**Requirement:**
Give the data again exactly as written, skipping any pictures.

----

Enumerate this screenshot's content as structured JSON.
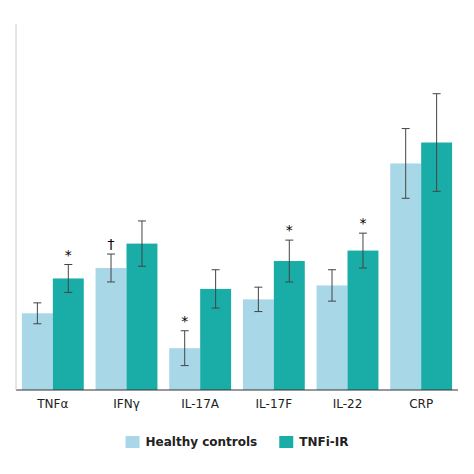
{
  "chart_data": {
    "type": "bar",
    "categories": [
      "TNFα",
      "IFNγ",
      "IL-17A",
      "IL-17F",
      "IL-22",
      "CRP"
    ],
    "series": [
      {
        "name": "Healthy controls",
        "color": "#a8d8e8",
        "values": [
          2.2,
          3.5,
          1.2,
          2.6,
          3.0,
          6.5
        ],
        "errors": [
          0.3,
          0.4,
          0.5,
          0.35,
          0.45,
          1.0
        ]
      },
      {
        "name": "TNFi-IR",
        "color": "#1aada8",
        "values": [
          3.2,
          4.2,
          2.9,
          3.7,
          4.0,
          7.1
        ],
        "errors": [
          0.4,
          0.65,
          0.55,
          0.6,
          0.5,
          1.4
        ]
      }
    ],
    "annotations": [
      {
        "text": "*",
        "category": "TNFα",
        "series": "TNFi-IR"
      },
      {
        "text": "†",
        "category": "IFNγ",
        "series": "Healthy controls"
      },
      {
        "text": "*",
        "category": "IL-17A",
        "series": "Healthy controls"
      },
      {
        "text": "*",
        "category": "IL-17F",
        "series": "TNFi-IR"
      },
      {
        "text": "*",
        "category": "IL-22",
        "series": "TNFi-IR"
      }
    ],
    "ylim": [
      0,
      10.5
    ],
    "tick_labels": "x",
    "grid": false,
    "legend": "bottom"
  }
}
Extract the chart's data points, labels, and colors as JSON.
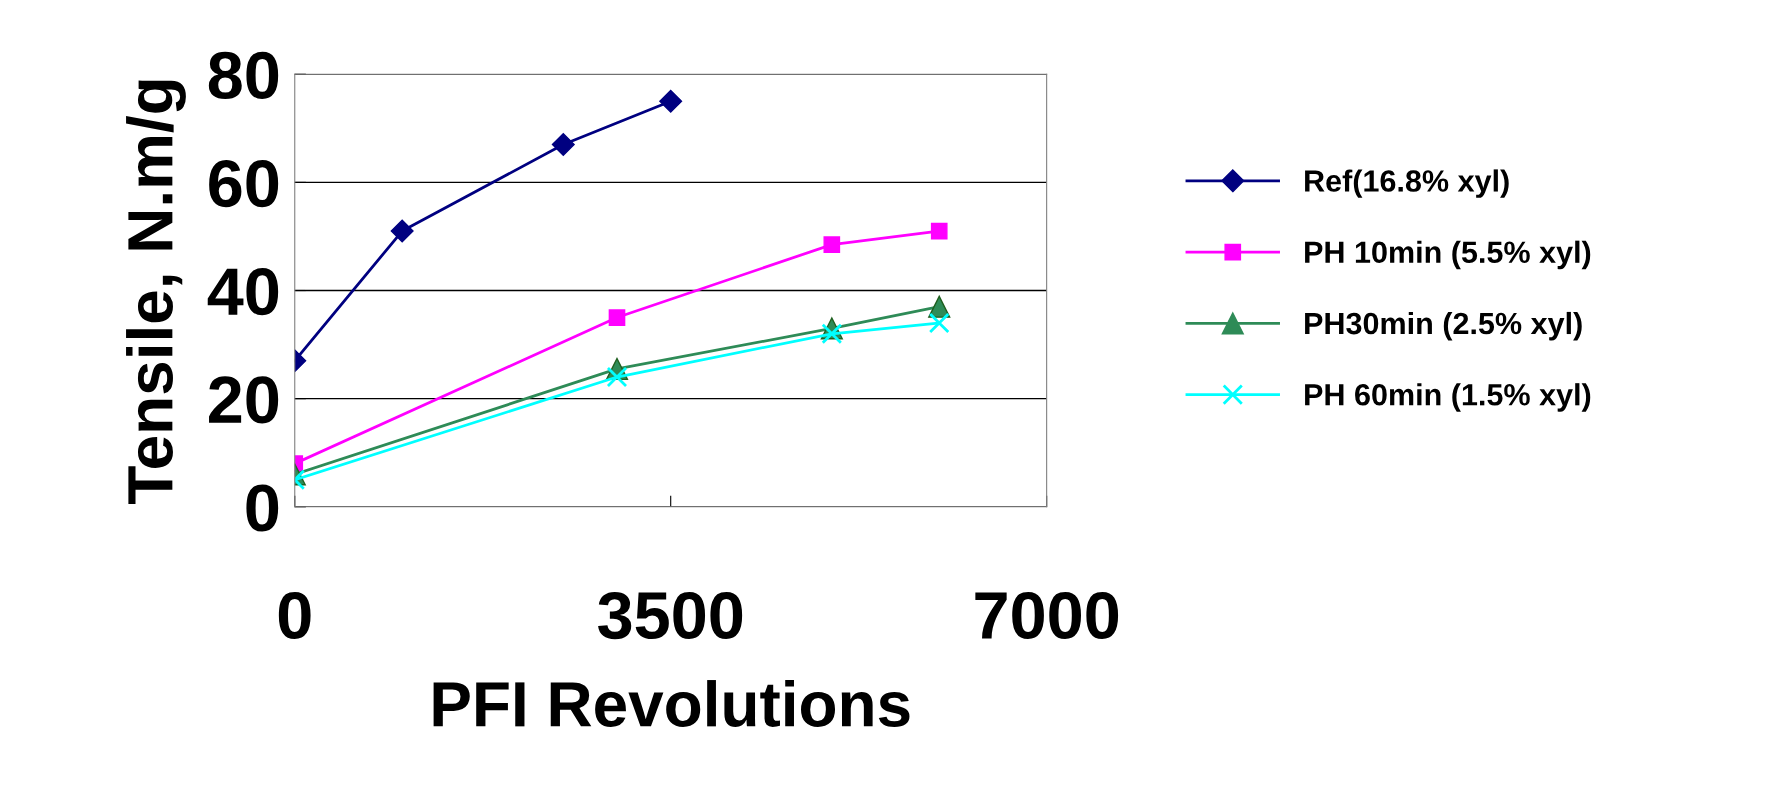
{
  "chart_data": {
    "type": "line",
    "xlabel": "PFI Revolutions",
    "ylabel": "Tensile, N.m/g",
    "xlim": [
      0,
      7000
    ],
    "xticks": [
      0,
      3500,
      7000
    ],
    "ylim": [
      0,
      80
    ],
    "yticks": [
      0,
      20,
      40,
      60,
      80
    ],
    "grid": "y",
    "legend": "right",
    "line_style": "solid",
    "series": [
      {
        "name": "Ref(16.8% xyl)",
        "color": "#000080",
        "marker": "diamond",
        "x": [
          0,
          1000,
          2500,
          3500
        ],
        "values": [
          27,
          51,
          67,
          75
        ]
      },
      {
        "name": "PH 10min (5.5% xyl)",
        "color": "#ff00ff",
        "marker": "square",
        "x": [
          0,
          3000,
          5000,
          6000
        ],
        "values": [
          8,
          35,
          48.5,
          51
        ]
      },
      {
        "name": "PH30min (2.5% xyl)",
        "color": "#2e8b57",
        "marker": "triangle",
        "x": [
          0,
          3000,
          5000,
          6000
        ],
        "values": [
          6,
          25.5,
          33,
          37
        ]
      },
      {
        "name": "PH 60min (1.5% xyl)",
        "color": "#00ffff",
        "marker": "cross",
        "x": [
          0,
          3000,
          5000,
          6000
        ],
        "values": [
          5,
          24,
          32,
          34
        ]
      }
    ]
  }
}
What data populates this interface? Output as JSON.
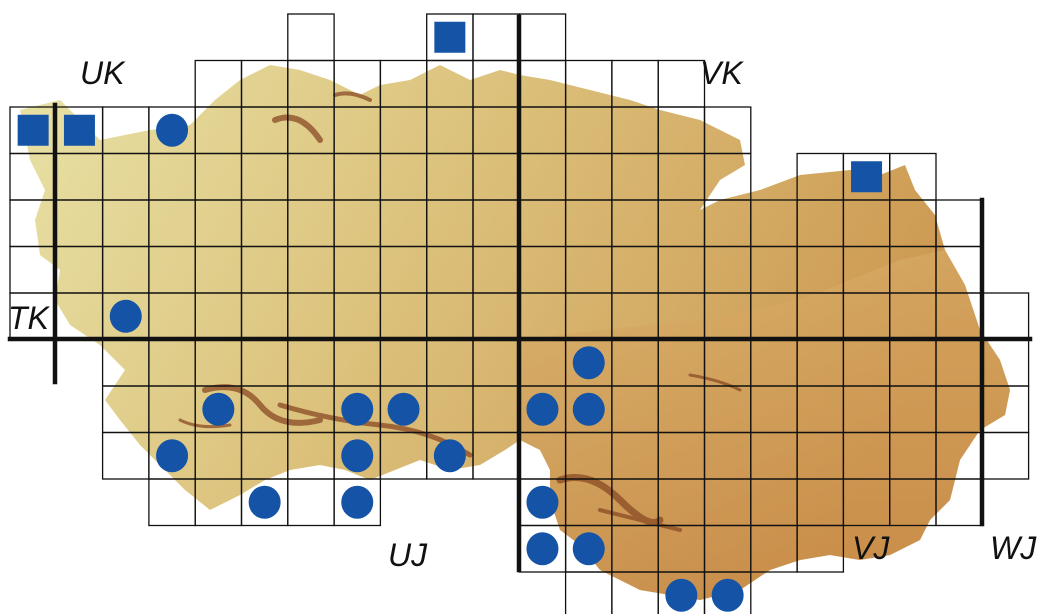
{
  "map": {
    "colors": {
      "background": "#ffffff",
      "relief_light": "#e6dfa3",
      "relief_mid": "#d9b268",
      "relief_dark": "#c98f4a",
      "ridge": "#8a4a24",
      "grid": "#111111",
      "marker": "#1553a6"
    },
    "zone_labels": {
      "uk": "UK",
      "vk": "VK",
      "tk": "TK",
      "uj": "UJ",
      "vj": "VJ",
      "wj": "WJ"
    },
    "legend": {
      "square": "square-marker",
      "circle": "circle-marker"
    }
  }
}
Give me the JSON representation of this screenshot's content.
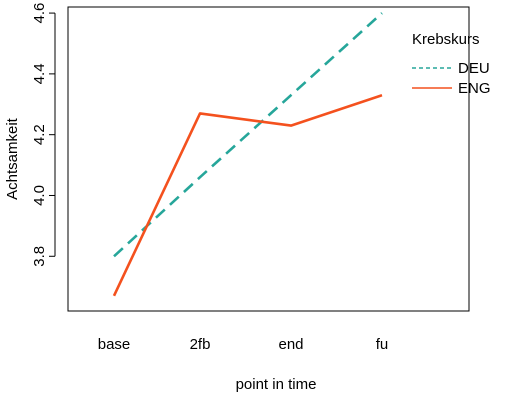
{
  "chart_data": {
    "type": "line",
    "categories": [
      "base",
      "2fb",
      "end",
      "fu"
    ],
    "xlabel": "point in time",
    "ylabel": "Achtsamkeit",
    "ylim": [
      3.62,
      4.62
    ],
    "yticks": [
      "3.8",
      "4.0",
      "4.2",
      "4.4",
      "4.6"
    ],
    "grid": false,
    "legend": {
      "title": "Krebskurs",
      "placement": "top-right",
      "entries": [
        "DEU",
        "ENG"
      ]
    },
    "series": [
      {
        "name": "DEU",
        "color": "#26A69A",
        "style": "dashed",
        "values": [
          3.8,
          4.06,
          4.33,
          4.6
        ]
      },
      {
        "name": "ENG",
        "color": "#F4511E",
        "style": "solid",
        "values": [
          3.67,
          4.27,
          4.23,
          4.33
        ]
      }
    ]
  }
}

----

**Problem solution:**
Enumerate this screenshot's content as structured JSON.
{
  "chart_data": {
    "type": "bar",
    "categories": [
      "TNFα",
      "IFNγ",
      "IL-17A",
      "IL-17F",
      "IL-22",
      "CRP"
    ],
    "series": [
      {
        "name": "Healthy controls",
        "color": "#a8d8e8",
        "values": [
          2.2,
          3.5,
          1.2,
          2.6,
          3.0,
          6.5
        ],
        "errors": [
          0.3,
          0.4,
          0.5,
          0.35,
          0.45,
          1.0
        ]
      },
      {
        "name": "TNFi-IR",
        "color": "#1aada8",
        "values": [
          3.2,
          4.2,
          2.9,
          3.7,
          4.0,
          7.1
        ],
        "errors": [
          0.4,
          0.65,
          0.55,
          0.6,
          0.5,
          1.4
        ]
      }
    ],
    "annotations": [
      {
        "text": "*",
        "category": "TNFα",
        "series": "TNFi-IR"
      },
      {
        "text": "†",
        "category": "IFNγ",
        "series": "Healthy controls"
      },
      {
        "text": "*",
        "category": "IL-17A",
        "series": "Healthy controls"
      },
      {
        "text": "*",
        "category": "IL-17F",
        "series": "TNFi-IR"
      },
      {
        "text": "*",
        "category": "IL-22",
        "series": "TNFi-IR"
      }
    ],
    "ylim": [
      0,
      10.5
    ],
    "tick_labels": "x",
    "grid": false,
    "legend": "bottom"
  }
}
Extract the chart's data points, labels, and colors as JSON.
{
  "chart_data": {
    "type": "line",
    "xlabel": "PFI Revolutions",
    "ylabel": "Tensile, N.m/g",
    "xlim": [
      0,
      7000
    ],
    "xticks": [
      0,
      3500,
      7000
    ],
    "ylim": [
      0,
      80
    ],
    "yticks": [
      0,
      20,
      40,
      60,
      80
    ],
    "grid": "y",
    "legend": "right",
    "line_style": "solid",
    "series": [
      {
        "name": "Ref(16.8% xyl)",
        "color": "#000080",
        "marker": "diamond",
        "x": [
          0,
          1000,
          2500,
          3500
        ],
        "values": [
          27,
          51,
          67,
          75
        ]
      },
      {
        "name": "PH 10min (5.5% xyl)",
        "color": "#ff00ff",
        "marker": "square",
        "x": [
          0,
          3000,
          5000,
          6000
        ],
        "values": [
          8,
          35,
          48.5,
          51
        ]
      },
      {
        "name": "PH30min (2.5% xyl)",
        "color": "#2e8b57",
        "marker": "triangle",
        "x": [
          0,
          3000,
          5000,
          6000
        ],
        "values": [
          6,
          25.5,
          33,
          37
        ]
      },
      {
        "name": "PH 60min (1.5% xyl)",
        "color": "#00ffff",
        "marker": "cross",
        "x": [
          0,
          3000,
          5000,
          6000
        ],
        "values": [
          5,
          24,
          32,
          34
        ]
      }
    ]
  }
}
What data populates this interface? Output as JSON.
{
  "map": {
    "colors": {
      "background": "#ffffff",
      "relief_light": "#e6dfa3",
      "relief_mid": "#d9b268",
      "relief_dark": "#c98f4a",
      "ridge": "#8a4a24",
      "grid": "#111111",
      "marker": "#1553a6"
    },
    "zone_labels": {
      "uk": "UK",
      "vk": "VK",
      "tk": "TK",
      "uj": "UJ",
      "vj": "VJ",
      "wj": "WJ"
    },
    "legend": {
      "square": "square-marker",
      "circle": "circle-marker"
    }
  }
}
Give me the JSON representation of this screenshot's content.
{
  "chart_data": {
    "type": "line",
    "categories": [
      "base",
      "2fb",
      "end",
      "fu"
    ],
    "xlabel": "point in time",
    "ylabel": "Achtsamkeit",
    "ylim": [
      3.62,
      4.62
    ],
    "yticks": [
      "3.8",
      "4.0",
      "4.2",
      "4.4",
      "4.6"
    ],
    "grid": false,
    "legend": {
      "title": "Krebskurs",
      "placement": "top-right",
      "entries": [
        "DEU",
        "ENG"
      ]
    },
    "series": [
      {
        "name": "DEU",
        "color": "#26A69A",
        "style": "dashed",
        "values": [
          3.8,
          4.06,
          4.33,
          4.6
        ]
      },
      {
        "name": "ENG",
        "color": "#F4511E",
        "style": "solid",
        "values": [
          3.67,
          4.27,
          4.23,
          4.33
        ]
      }
    ]
  }
}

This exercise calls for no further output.